You are to retype all of the data exactly as it appears.

+++ Records +++

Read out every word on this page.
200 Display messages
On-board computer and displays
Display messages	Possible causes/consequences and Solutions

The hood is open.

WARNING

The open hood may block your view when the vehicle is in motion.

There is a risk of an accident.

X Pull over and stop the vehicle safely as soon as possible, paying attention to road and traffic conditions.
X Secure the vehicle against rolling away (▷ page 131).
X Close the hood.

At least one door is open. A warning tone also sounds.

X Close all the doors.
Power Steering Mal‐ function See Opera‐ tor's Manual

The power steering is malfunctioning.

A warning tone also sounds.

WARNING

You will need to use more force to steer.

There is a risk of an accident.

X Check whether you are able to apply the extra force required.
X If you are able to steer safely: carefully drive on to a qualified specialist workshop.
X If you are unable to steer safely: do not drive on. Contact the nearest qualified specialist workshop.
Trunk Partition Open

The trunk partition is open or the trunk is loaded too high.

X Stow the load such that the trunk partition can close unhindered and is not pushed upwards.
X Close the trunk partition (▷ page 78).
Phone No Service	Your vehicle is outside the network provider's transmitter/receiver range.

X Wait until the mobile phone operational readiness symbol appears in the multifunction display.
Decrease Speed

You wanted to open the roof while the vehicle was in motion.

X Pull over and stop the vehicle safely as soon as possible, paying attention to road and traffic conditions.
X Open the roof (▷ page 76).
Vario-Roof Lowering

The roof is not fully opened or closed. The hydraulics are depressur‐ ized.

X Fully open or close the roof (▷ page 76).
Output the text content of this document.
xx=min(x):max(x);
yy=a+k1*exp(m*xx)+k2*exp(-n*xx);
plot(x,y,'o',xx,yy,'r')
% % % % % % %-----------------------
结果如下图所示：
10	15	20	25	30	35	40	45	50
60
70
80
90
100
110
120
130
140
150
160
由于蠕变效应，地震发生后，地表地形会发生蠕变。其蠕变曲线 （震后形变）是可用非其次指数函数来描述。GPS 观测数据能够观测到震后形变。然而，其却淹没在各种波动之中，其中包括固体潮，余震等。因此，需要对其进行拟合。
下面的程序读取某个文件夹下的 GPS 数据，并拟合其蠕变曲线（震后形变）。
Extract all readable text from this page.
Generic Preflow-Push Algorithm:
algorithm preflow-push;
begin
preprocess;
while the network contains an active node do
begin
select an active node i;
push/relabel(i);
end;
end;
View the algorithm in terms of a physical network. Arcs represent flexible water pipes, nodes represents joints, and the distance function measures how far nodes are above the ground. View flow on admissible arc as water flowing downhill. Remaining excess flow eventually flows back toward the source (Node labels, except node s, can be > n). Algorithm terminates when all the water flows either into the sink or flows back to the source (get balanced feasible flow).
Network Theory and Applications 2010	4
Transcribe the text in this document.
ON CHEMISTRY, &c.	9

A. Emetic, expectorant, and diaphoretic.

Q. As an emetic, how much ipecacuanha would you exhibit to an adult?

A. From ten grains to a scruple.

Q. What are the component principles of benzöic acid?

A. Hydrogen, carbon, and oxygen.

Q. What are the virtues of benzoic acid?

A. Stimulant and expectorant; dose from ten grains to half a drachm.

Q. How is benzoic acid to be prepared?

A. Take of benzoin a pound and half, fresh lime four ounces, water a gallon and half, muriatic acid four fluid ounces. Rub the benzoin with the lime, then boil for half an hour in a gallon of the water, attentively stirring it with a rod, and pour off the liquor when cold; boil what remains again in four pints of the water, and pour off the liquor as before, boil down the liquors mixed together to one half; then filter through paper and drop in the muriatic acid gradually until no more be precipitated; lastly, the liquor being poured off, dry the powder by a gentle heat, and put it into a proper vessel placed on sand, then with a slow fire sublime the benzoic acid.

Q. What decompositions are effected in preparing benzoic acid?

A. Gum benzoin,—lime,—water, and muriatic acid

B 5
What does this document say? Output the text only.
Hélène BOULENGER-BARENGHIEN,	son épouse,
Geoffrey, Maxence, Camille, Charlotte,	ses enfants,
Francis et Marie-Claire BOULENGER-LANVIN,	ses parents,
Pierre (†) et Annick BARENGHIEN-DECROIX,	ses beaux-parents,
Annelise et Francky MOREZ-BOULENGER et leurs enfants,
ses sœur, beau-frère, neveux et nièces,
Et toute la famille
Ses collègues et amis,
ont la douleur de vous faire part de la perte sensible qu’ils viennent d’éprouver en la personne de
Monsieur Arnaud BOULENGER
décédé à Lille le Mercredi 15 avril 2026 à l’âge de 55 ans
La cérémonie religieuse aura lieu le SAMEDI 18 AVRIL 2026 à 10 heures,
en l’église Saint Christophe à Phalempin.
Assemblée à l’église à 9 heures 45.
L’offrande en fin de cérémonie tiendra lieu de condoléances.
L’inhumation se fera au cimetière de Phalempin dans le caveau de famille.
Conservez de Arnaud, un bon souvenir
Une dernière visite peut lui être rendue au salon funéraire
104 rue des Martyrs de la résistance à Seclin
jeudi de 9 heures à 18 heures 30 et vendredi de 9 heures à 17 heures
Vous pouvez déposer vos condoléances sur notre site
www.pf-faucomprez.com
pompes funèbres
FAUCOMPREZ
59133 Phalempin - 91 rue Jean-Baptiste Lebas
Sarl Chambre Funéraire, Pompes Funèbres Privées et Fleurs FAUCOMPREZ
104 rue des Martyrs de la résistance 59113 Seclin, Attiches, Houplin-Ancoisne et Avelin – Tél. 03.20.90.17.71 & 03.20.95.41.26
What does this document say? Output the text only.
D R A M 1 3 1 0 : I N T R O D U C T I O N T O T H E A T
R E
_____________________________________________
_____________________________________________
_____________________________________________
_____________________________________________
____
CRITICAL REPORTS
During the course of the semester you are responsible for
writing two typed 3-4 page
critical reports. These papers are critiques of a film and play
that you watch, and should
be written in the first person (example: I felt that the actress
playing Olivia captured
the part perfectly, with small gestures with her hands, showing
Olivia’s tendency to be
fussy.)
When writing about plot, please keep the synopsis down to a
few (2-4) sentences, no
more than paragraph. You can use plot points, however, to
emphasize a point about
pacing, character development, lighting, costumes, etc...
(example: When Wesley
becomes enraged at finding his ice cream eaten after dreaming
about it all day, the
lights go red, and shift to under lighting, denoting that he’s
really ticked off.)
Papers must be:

+++

Right answer:
Read out every word on this page.
200 Display messages
On-board computer and displays
Display messages	Possible causes/consequences and Solutions

The hood is open.

WARNING

The open hood may block your view when the vehicle is in motion.

There is a risk of an accident.

X Pull over and stop the vehicle safely as soon as possible, paying attention to road and traffic conditions.
X Secure the vehicle against rolling away (▷ page 131).
X Close the hood.

At least one door is open. A warning tone also sounds.

X Close all the doors.
Power Steering Mal‐ function See Opera‐ tor's Manual

The power steering is malfunctioning.

A warning tone also sounds.

WARNING

You will need to use more force to steer.

There is a risk of an accident.

X Check whether you are able to apply the extra force required.
X If you are able to steer safely: carefully drive on to a qualified specialist workshop.
X If you are unable to steer safely: do not drive on. Contact the nearest qualified specialist workshop.
Trunk Partition Open

The trunk partition is open or the trunk is loaded too high.

X Stow the load such that the trunk partition can close unhindered and is not pushed upwards.
X Close the trunk partition (▷ page 78).
Phone No Service	Your vehicle is outside the network provider's transmitter/receiver range.

X Wait until the mobile phone operational readiness symbol appears in the multifunction display.
Decrease Speed

You wanted to open the roof while the vehicle was in motion.

X Pull over and stop the vehicle safely as soon as possible, paying attention to road and traffic conditions.
X Open the roof (▷ page 76).
Vario-Roof Lowering

The roof is not fully opened or closed. The hydraulics are depressur‐ ized.

X Fully open or close the roof (▷ page 76).
Output the text content of this document.
xx=min(x):max(x);
yy=a+k1*exp(m*xx)+k2*exp(-n*xx);
plot(x,y,'o',xx,yy,'r')
% % % % % % %-----------------------
结果如下图所示：
10	15	20	25	30	35	40	45	50
60
70
80
90
100
110
120
130
140
150
160
由于蠕变效应，地震发生后，地表地形会发生蠕变。其蠕变曲线 （震后形变）是可用非其次指数函数来描述。GPS 观测数据能够观测到震后形变。然而，其却淹没在各种波动之中，其中包括固体潮，余震等。因此，需要对其进行拟合。
下面的程序读取某个文件夹下的 GPS 数据，并拟合其蠕变曲线（震后形变）。
Extract all readable text from this page.
Generic Preflow-Push Algorithm:
algorithm preflow-push;
begin
preprocess;
while the network contains an active node do
begin
select an active node i;
push/relabel(i);
end;
end;
View the algorithm in terms of a physical network. Arcs represent flexible water pipes, nodes represents joints, and the distance function measures how far nodes are above the ground. View flow on admissible arc as water flowing downhill. Remaining excess flow eventually flows back toward the source (Node labels, except node s, can be > n). Algorithm terminates when all the water flows either into the sink or flows back to the source (get balanced feasible flow).
Network Theory and Applications 2010	4
Transcribe the text in this document.
ON CHEMISTRY, &c.	9

A. Emetic, expectorant, and diaphoretic.

Q. As an emetic, how much ipecacuanha would you exhibit to an adult?

A. From ten grains to a scruple.

Q. What are the component principles of benzöic acid?

A. Hydrogen, carbon, and oxygen.

Q. What are the virtues of benzoic acid?

A. Stimulant and expectorant; dose from ten grains to half a drachm.

Q. How is benzoic acid to be prepared?

A. Take of benzoin a pound and half, fresh lime four ounces, water a gallon and half, muriatic acid four fluid ounces. Rub the benzoin with the lime, then boil for half an hour in a gallon of the water, attentively stirring it with a rod, and pour off the liquor when cold; boil what remains again in four pints of the water, and pour off the liquor as before, boil down the liquors mixed together to one half; then filter through paper and drop in the muriatic acid gradually until no more be precipitated; lastly, the liquor being poured off, dry the powder by a gentle heat, and put it into a proper vessel placed on sand, then with a slow fire sublime the benzoic acid.

Q. What decompositions are effected in preparing benzoic acid?

A. Gum benzoin,—lime,—water, and muriatic acid

B 5
What does this document say? Output the text only.
Hélène BOULENGER-BARENGHIEN,	son épouse,
Geoffrey, Maxence, Camille, Charlotte,	ses enfants,
Francis et Marie-Claire BOULENGER-LANVIN,	ses parents,
Pierre (†) et Annick BARENGHIEN-DECROIX,	ses beaux-parents,
Annelise et Francky MOREZ-BOULENGER et leurs enfants,
ses sœur, beau-frère, neveux et nièces,
Et toute la famille
Ses collègues et amis,
ont la douleur de vous faire part de la perte sensible qu’ils viennent d’éprouver en la personne de
Monsieur Arnaud BOULENGER
décédé à Lille le Mercredi 15 avril 2026 à l’âge de 55 ans
La cérémonie religieuse aura lieu le SAMEDI 18 AVRIL 2026 à 10 heures,
en l’église Saint Christophe à Phalempin.
Assemblée à l’église à 9 heures 45.
L’offrande en fin de cérémonie tiendra lieu de condoléances.
L’inhumation se fera au cimetière de Phalempin dans le caveau de famille.
Conservez de Arnaud, un bon souvenir
Une dernière visite peut lui être rendue au salon funéraire
104 rue des Martyrs de la résistance à Seclin
jeudi de 9 heures à 18 heures 30 et vendredi de 9 heures à 17 heures
Vous pouvez déposer vos condoléances sur notre site
www.pf-faucomprez.com
pompes funèbres
FAUCOMPREZ
59133 Phalempin - 91 rue Jean-Baptiste Lebas
Sarl Chambre Funéraire, Pompes Funèbres Privées et Fleurs FAUCOMPREZ
104 rue des Martyrs de la résistance 59113 Seclin, Attiches, Houplin-Ancoisne et Avelin – Tél. 03.20.90.17.71 & 03.20.95.41.26
What does this document say? Output the text only.
D R A M 1 3 1 0 : I N T R O D U C T I O N T O T H E A T
R E
_____________________________________________
_____________________________________________
_____________________________________________
_____________________________________________
____
CRITICAL REPORTS
During the course of the semester you are responsible for
writing two typed 3-4 page
critical reports. These papers are critiques of a film and play
that you watch, and should
be written in the first person (example: I felt that the actress
playing Olivia captured
the part perfectly, with small gestures with her hands, showing
Olivia’s tendency to be
fussy.)
When writing about plot, please keep the synopsis down to a
few (2-4) sentences, no
more than paragraph. You can use plot points, however, to
emphasize a point about
pacing, character development, lighting, costumes, etc...
(example: When Wesley
becomes enraged at finding his ice cream eaten after dreaming
about it all day, the
lights go red, and shift to under lighting, denoting that he’s
really ticked off.)
Papers must be:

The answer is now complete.